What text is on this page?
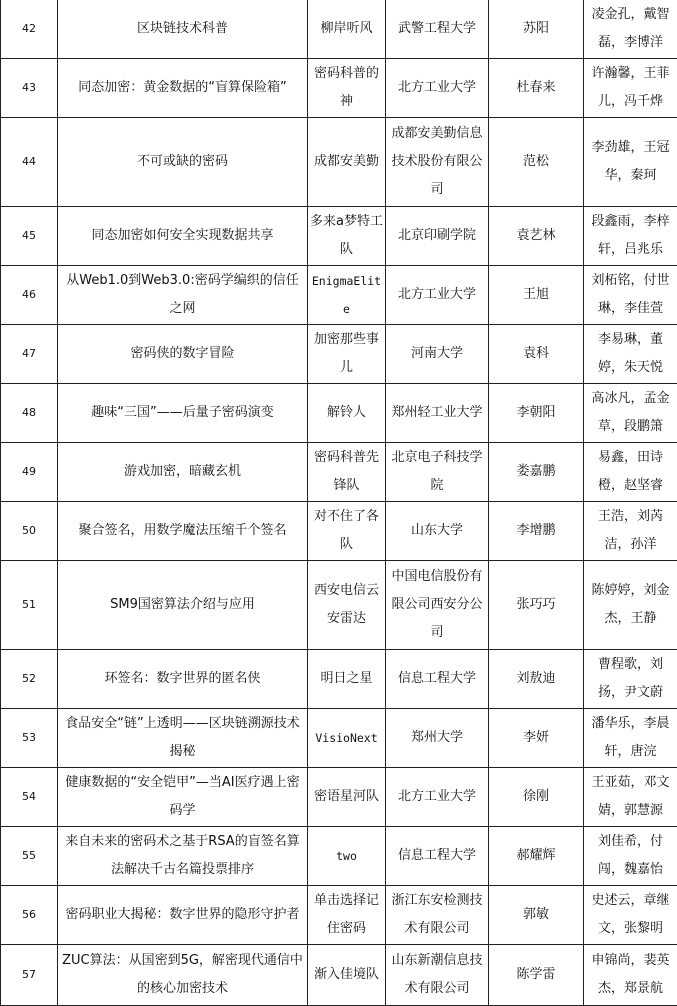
42	区块链技术科普	柳岸听风	武警工程大学	苏阳	凌金孔，戴智磊，李博洋
43	同态加密：黄金数据的“盲算保险箱”	密码科普的神	北方工业大学	杜春来	许瀚馨，王菲儿，冯千烨
44	不可或缺的密码	成都安美勤	成都安美勤信息技术股份有限公司	范松	李劲雄，王冠华，秦珂
45	同态加密如何安全实现数据共享	多来a梦特工队	北京印刷学院	袁艺林	段鑫雨，李梓轩，吕兆乐
46	从Web1.0到Web3.0:密码学编织的信任之网	EnigmaElite	北方工业大学	王旭	刘柘铭，付世琳，李佳萱
47	密码侠的数字冒险	加密那些事儿	河南大学	袁科	李易琳，董婷，朱天悦
48	趣味“三国”——后量子密码演变	解铃人	郑州轻工业大学	李朝阳	高冰凡，孟金草，段鹏箫
49	游戏加密，暗藏玄机	密码科普先锋队	北京电子科技学院	娄嘉鹏	易鑫，田诗橙，赵坚睿
50	聚合签名，用数学魔法压缩千个签名	对不住了各队	山东大学	李增鹏	王浩，刘芮洁，孙洋
51	SM9国密算法介绍与应用	西安电信云安雷达	中国电信股份有限公司西安分公司	张巧巧	陈婷婷，刘金杰，王静
52	环签名：数字世界的匿名侠	明日之星	信息工程大学	刘敖迪	曹程歌，刘扬，尹文蔚
53	食品安全“链”上透明——区块链溯源技术揭秘	VisioNext	郑州大学	李妍	潘华乐，李晨轩，唐浣
54	健康数据的“安全铠甲”—当AI医疗遇上密码学	密语星河队	北方工业大学	徐刚	王亚茹，邓文婧，郭慧源
55	来自未来的密码术之基于RSA的盲签名算法解决千古名篇投票排序	two	信息工程大学	郝耀辉	刘佳希，付闯，魏嘉怡
56	密码职业大揭秘：数字世界的隐形守护者	单击选择记住密码	浙江东安检测技术有限公司	郭敏	史述云，章继文，张黎明
57	ZUC算法：从国密到5G，解密现代通信中的核心加密技术	渐入佳境队	山东新潮信息技术有限公司	陈学雷	申锦尚，裴英杰，郑景航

====

**DESCRIPTION OF THE TASK:** Out of the preceding entries, pull every line containing the string "北方工业大学".

**TASK OUTPUT:**
43	同态加密：黄金数据的“盲算保险箱”	密码科普的神	北方工业大学	杜春来	许瀚馨，王菲儿，冯千烨
46	从Web1.0到Web3.0:密码学编织的信任之网	EnigmaElite	北方工业大学	王旭	刘柘铭，付世琳，李佳萱
54	健康数据的“安全铠甲”—当AI医疗遇上密码学	密语星河队	北方工业大学	徐刚	王亚茹，邓文婧，郭慧源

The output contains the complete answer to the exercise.